Short exercise —
Pictures do not belong in the copy; restate the records below word for word.

....

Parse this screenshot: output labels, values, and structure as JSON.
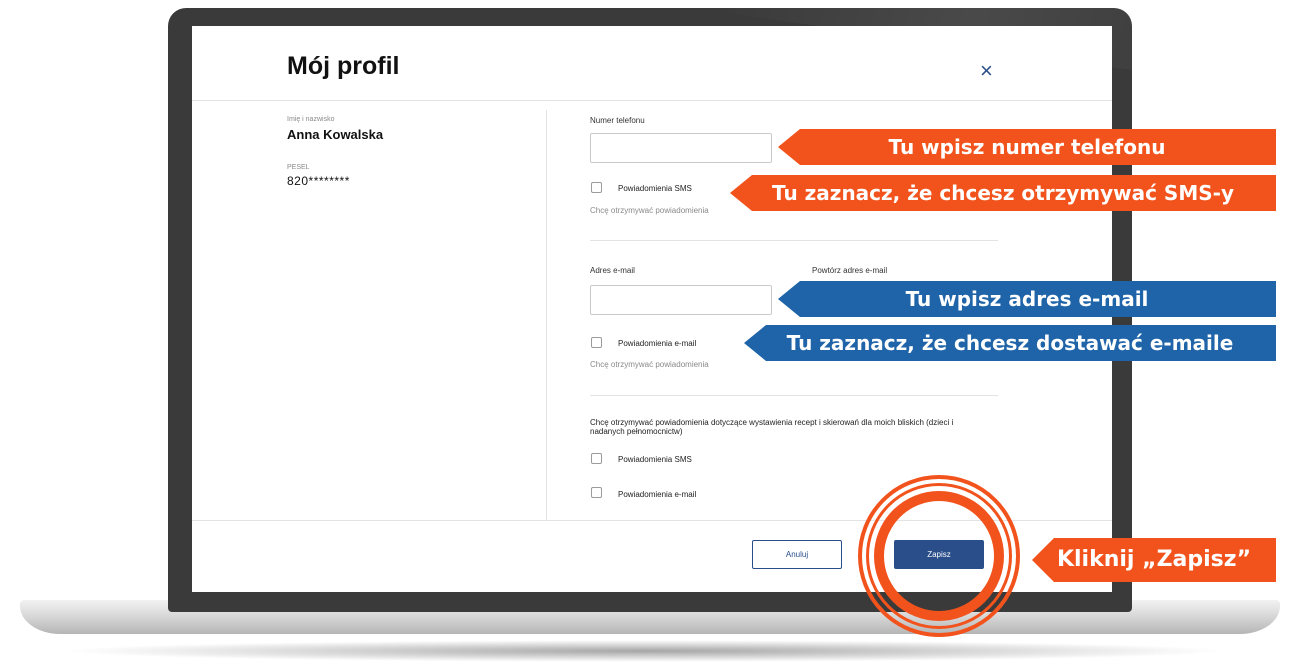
{
  "modal": {
    "title": "Mój profil",
    "close_icon": "×"
  },
  "profile": {
    "name_label": "Imię i nazwisko",
    "name_value": "Anna Kowalska",
    "pesel_label": "PESEL",
    "pesel_value": "820********"
  },
  "phone_section": {
    "phone_label": "Numer telefonu",
    "phone_value": "",
    "sms_checkbox_label": "Powiadomienia SMS",
    "sms_checked": false,
    "sms_hint_prefix": "Chcę otrzymywać powiadomienia"
  },
  "email_section": {
    "email_label": "Adres e-mail",
    "email_value": "",
    "repeat_email_label": "Powtórz adres e-mail",
    "email_checkbox_label": "Powiadomienia e-mail",
    "email_checked": false,
    "email_hint_prefix": "Chcę otrzymywać powiadomienia"
  },
  "relatives_section": {
    "description": "Chcę otrzymywać powiadomienia dotyczące wystawienia recept i skierowań dla moich bliskich (dzieci i nadanych pełnomocnictw)",
    "sms_checkbox_label": "Powiadomienia SMS",
    "email_checkbox_label": "Powiadomienia e-mail"
  },
  "footer": {
    "cancel_label": "Anuluj",
    "save_label": "Zapisz"
  },
  "callouts": {
    "phone": "Tu wpisz numer telefonu",
    "sms": "Tu zaznacz, że chcesz otrzymywać SMS-y",
    "email": "Tu wpisz adres e-mail",
    "email_notify": "Tu zaznacz, że chcesz dostawać e-maile",
    "save": "Kliknij „Zapisz”"
  },
  "colors": {
    "accent_orange": "#f2531c",
    "accent_blue": "#1f64a8",
    "primary_button": "#2a4e8a"
  }
}
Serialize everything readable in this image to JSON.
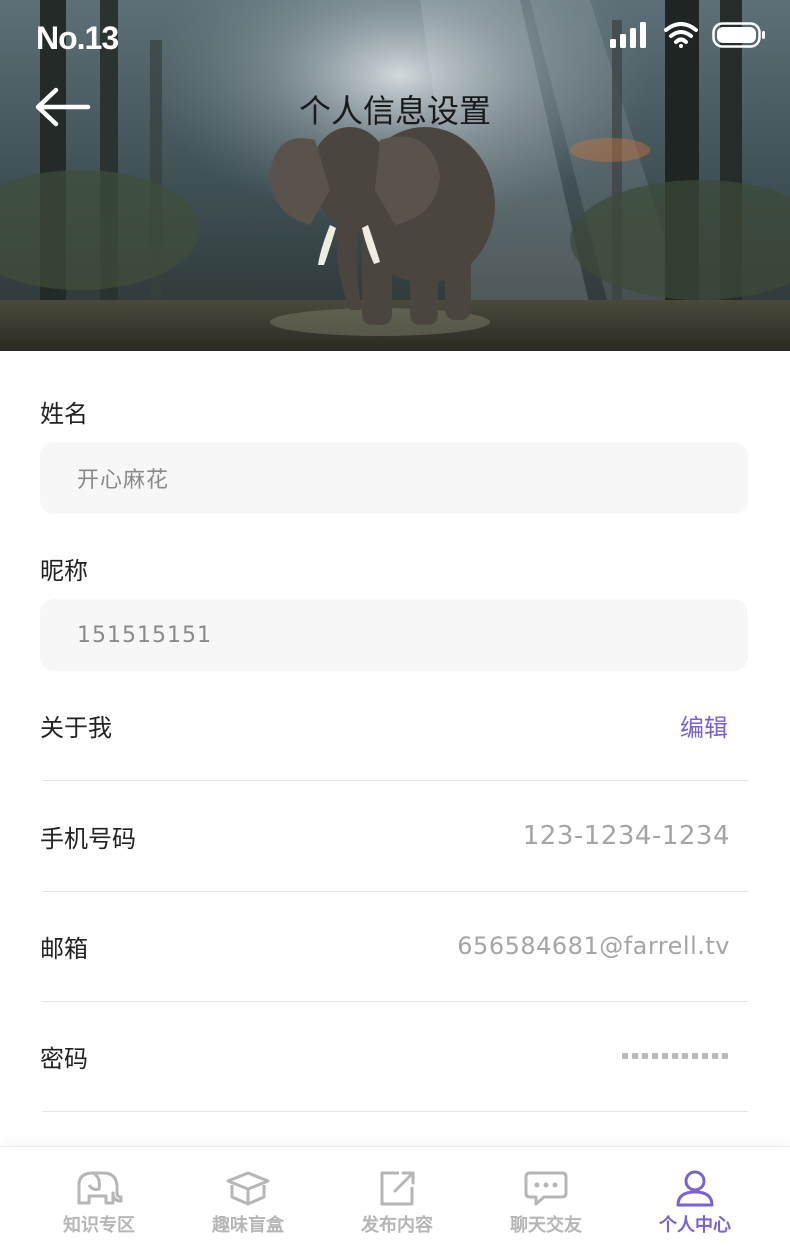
{
  "status_bar": {
    "time": "No.13"
  },
  "header": {
    "title": "个人信息设置"
  },
  "form": {
    "name_label": "姓名",
    "name_value": "开心麻花",
    "nickname_label": "昵称",
    "nickname_value": "151515151"
  },
  "rows": {
    "about_label": "关于我",
    "about_action": "编辑",
    "phone_label": "手机号码",
    "phone_value": "123-1234-1234",
    "email_label": "邮箱",
    "email_value": "656584681@farrell.tv",
    "password_label": "密码"
  },
  "tabbar": {
    "items": [
      {
        "label": "知识专区",
        "icon": "elephant-icon"
      },
      {
        "label": "趣味盲盒",
        "icon": "box-icon"
      },
      {
        "label": "发布内容",
        "icon": "share-icon"
      },
      {
        "label": "聊天交友",
        "icon": "chat-icon"
      },
      {
        "label": "个人中心",
        "icon": "user-icon",
        "active": true
      }
    ]
  },
  "colors": {
    "accent": "#7b62d0",
    "field_bg": "#f7f7f8",
    "muted_text": "#a5a5a5"
  }
}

....

Solution to this task —
Parse this screenshot: output labels, values, and structure as JSON.
{
  "modal": {
    "title": "Mój profil",
    "close_icon": "×"
  },
  "profile": {
    "name_label": "Imię i nazwisko",
    "name_value": "Anna Kowalska",
    "pesel_label": "PESEL",
    "pesel_value": "820********"
  },
  "phone_section": {
    "phone_label": "Numer telefonu",
    "phone_value": "",
    "sms_checkbox_label": "Powiadomienia SMS",
    "sms_checked": false,
    "sms_hint_prefix": "Chcę otrzymywać powiadomienia"
  },
  "email_section": {
    "email_label": "Adres e-mail",
    "email_value": "",
    "repeat_email_label": "Powtórz adres e-mail",
    "email_checkbox_label": "Powiadomienia e-mail",
    "email_checked": false,
    "email_hint_prefix": "Chcę otrzymywać powiadomienia"
  },
  "relatives_section": {
    "description": "Chcę otrzymywać powiadomienia dotyczące wystawienia recept i skierowań dla moich bliskich (dzieci i nadanych pełnomocnictw)",
    "sms_checkbox_label": "Powiadomienia SMS",
    "email_checkbox_label": "Powiadomienia e-mail"
  },
  "footer": {
    "cancel_label": "Anuluj",
    "save_label": "Zapisz"
  },
  "callouts": {
    "phone": "Tu wpisz numer telefonu",
    "sms": "Tu zaznacz, że chcesz otrzymywać SMS-y",
    "email": "Tu wpisz adres e-mail",
    "email_notify": "Tu zaznacz, że chcesz dostawać e-maile",
    "save": "Kliknij „Zapisz”"
  },
  "colors": {
    "accent_orange": "#f2531c",
    "accent_blue": "#1f64a8",
    "primary_button": "#2a4e8a"
  }
}
Serialize everything readable in this image to JSON.
{
  "status_bar": {
    "time": "No.13"
  },
  "header": {
    "title": "个人信息设置"
  },
  "form": {
    "name_label": "姓名",
    "name_value": "开心麻花",
    "nickname_label": "昵称",
    "nickname_value": "151515151"
  },
  "rows": {
    "about_label": "关于我",
    "about_action": "编辑",
    "phone_label": "手机号码",
    "phone_value": "123-1234-1234",
    "email_label": "邮箱",
    "email_value": "656584681@farrell.tv",
    "password_label": "密码"
  },
  "tabbar": {
    "items": [
      {
        "label": "知识专区",
        "icon": "elephant-icon"
      },
      {
        "label": "趣味盲盒",
        "icon": "box-icon"
      },
      {
        "label": "发布内容",
        "icon": "share-icon"
      },
      {
        "label": "聊天交友",
        "icon": "chat-icon"
      },
      {
        "label": "个人中心",
        "icon": "user-icon",
        "active": true
      }
    ]
  },
  "colors": {
    "accent": "#7b62d0",
    "field_bg": "#f7f7f8",
    "muted_text": "#a5a5a5"
  }
}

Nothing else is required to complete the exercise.